> **Directions**:
Set down every record once more, exactly as given.
※
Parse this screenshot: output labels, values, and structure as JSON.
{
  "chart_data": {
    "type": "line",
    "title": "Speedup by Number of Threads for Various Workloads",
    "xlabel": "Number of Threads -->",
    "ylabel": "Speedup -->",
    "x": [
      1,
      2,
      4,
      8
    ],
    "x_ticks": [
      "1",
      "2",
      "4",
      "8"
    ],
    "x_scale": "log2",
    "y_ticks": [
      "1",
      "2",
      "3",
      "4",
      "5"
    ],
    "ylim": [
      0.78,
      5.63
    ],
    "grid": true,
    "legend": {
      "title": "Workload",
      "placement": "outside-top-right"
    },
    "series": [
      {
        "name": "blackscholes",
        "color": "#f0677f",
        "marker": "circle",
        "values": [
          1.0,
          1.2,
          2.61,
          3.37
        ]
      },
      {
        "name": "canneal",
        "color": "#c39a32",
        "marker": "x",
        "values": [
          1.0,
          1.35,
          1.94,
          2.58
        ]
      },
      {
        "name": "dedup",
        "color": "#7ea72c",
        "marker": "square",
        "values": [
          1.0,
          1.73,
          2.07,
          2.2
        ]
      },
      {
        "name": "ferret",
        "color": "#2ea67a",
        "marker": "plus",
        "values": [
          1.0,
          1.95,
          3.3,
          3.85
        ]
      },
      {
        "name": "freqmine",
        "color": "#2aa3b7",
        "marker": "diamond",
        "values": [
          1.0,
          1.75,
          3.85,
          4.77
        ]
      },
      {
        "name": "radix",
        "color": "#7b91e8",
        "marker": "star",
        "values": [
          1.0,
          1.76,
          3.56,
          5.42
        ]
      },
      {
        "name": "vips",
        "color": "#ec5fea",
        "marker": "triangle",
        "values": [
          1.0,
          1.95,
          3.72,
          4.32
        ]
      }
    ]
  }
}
※
> **Expected output**:
Parse this screenshot: output labels, values, and structure as JSON.
{
  "chart_data": {
    "type": "line",
    "title": "Speedup by Number of Threads for Various Workloads",
    "xlabel": "Number of Threads -->",
    "ylabel": "Speedup -->",
    "x": [
      1,
      2,
      4,
      8
    ],
    "x_ticks": [
      "1",
      "2",
      "4",
      "8"
    ],
    "x_scale": "log2",
    "y_ticks": [
      "1",
      "2",
      "3",
      "4",
      "5"
    ],
    "ylim": [
      0.78,
      5.63
    ],
    "grid": true,
    "legend": {
      "title": "Workload",
      "placement": "outside-top-right"
    },
    "series": [
      {
        "name": "blackscholes",
        "color": "#f0677f",
        "marker": "circle",
        "values": [
          1.0,
          1.2,
          2.61,
          3.37
        ]
      },
      {
        "name": "canneal",
        "color": "#c39a32",
        "marker": "x",
        "values": [
          1.0,
          1.35,
          1.94,
          2.58
        ]
      },
      {
        "name": "dedup",
        "color": "#7ea72c",
        "marker": "square",
        "values": [
          1.0,
          1.73,
          2.07,
          2.2
        ]
      },
      {
        "name": "ferret",
        "color": "#2ea67a",
        "marker": "plus",
        "values": [
          1.0,
          1.95,
          3.3,
          3.85
        ]
      },
      {
        "name": "freqmine",
        "color": "#2aa3b7",
        "marker": "diamond",
        "values": [
          1.0,
          1.75,
          3.85,
          4.77
        ]
      },
      {
        "name": "radix",
        "color": "#7b91e8",
        "marker": "star",
        "values": [
          1.0,
          1.76,
          3.56,
          5.42
        ]
      },
      {
        "name": "vips",
        "color": "#ec5fea",
        "marker": "triangle",
        "values": [
          1.0,
          1.95,
          3.72,
          4.32
        ]
      }
    ]
  }
}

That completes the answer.